── Input

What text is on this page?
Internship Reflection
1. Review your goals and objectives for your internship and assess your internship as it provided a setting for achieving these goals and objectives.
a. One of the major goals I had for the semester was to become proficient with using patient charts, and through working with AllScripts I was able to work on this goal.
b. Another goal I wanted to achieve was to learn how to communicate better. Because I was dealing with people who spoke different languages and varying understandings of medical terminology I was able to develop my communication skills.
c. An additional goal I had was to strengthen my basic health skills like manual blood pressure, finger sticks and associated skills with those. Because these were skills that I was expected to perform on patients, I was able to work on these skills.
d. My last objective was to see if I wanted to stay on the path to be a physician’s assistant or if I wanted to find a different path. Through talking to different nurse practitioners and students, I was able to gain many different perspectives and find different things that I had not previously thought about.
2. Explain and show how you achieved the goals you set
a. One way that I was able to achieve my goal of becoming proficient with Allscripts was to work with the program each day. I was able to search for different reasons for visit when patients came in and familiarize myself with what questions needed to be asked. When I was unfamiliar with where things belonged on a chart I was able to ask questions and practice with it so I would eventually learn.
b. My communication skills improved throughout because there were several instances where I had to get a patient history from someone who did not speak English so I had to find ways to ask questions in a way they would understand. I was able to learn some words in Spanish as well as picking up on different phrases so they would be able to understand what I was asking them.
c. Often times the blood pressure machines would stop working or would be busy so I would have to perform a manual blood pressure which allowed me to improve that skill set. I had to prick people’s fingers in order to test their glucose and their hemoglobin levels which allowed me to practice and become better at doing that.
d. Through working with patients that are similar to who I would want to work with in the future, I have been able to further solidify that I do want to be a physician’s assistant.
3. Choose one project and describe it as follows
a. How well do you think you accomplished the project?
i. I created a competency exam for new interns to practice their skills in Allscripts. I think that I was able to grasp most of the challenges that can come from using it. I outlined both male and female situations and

────
── Input

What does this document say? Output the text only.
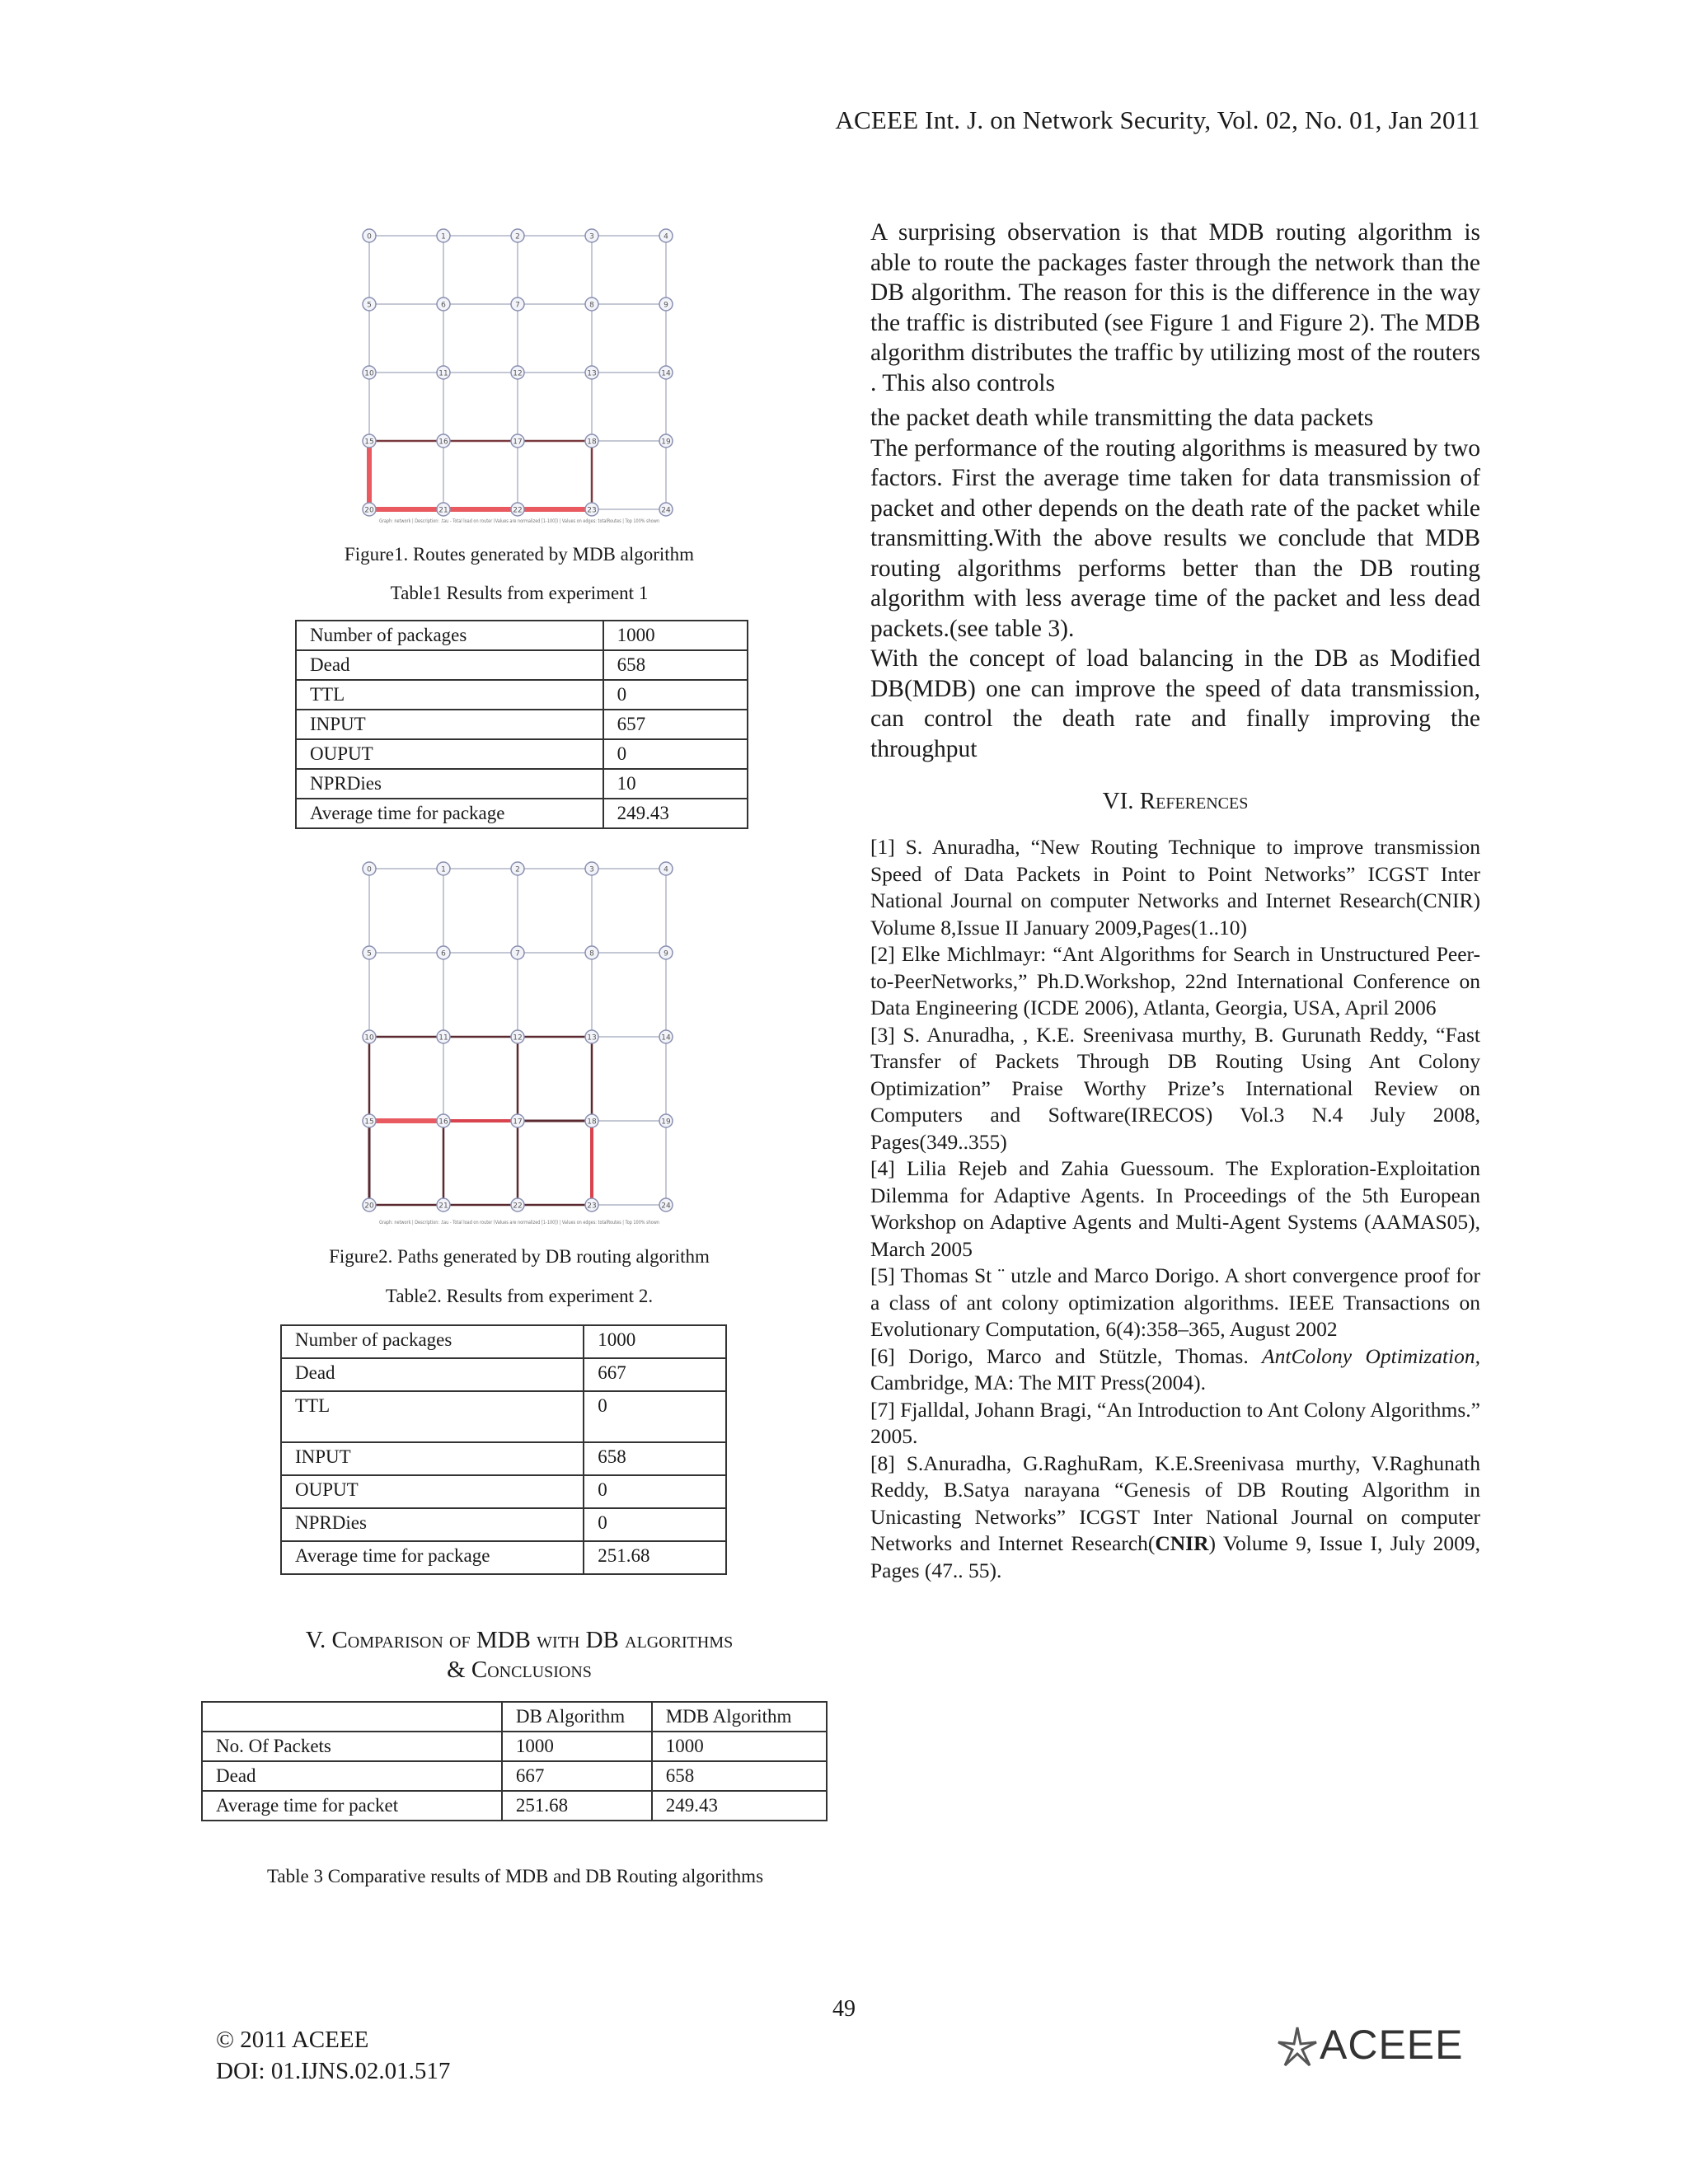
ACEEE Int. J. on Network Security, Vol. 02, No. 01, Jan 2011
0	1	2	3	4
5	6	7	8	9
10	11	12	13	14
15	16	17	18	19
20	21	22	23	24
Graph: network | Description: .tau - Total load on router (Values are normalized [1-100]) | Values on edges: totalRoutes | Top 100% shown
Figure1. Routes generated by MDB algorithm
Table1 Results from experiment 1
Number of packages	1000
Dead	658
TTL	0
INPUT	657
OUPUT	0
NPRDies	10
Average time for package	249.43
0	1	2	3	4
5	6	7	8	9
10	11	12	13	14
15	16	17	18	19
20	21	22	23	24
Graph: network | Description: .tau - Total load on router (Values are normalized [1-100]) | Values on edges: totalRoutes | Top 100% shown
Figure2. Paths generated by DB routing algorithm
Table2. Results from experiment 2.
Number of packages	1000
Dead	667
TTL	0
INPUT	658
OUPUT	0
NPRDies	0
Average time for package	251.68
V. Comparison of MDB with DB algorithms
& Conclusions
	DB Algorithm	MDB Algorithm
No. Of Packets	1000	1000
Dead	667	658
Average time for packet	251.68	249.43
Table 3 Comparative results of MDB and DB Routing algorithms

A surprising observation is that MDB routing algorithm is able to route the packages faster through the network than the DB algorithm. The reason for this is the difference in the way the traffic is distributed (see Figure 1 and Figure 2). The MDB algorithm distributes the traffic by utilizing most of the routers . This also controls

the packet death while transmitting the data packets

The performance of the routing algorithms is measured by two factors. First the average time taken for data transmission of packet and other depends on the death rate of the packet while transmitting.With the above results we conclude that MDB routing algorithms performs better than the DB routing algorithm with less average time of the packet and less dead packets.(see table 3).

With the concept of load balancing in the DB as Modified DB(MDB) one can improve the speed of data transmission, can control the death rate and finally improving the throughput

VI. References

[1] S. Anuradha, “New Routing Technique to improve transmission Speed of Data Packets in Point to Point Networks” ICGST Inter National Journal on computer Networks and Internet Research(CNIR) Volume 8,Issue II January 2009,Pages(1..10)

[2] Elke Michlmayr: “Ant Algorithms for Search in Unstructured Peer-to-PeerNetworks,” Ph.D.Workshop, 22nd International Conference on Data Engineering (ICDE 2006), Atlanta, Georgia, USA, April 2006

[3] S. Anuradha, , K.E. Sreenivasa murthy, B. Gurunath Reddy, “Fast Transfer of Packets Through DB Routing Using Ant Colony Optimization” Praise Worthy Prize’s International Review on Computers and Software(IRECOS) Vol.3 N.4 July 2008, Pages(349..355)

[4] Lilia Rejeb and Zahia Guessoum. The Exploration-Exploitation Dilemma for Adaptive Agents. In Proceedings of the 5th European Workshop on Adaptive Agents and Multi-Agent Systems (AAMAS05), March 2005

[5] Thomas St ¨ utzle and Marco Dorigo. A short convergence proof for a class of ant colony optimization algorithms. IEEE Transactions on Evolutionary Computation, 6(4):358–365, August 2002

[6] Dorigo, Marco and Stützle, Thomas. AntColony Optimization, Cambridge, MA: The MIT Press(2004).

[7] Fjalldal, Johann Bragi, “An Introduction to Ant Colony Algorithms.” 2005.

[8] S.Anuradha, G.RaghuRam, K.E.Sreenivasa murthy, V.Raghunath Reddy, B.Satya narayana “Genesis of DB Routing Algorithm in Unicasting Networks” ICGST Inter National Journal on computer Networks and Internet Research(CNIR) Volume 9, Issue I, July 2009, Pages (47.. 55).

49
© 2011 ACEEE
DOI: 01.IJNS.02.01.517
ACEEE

────

* [Work instructions]
Where a line above contains the word "Review", copy that line.

* [Solution]
1. Review your goals and objectives for your internship and assess your internship as it provided a setting for achieving these goals and objectives.
[3] S. Anuradha, , K.E. Sreenivasa murthy, B. Gurunath Reddy, “Fast Transfer of Packets Through DB Routing Using Ant Colony Optimization” Praise Worthy Prize’s International Review on Computers and Software(IRECOS) Vol.3 N.4 July 2008, Pages(349..355)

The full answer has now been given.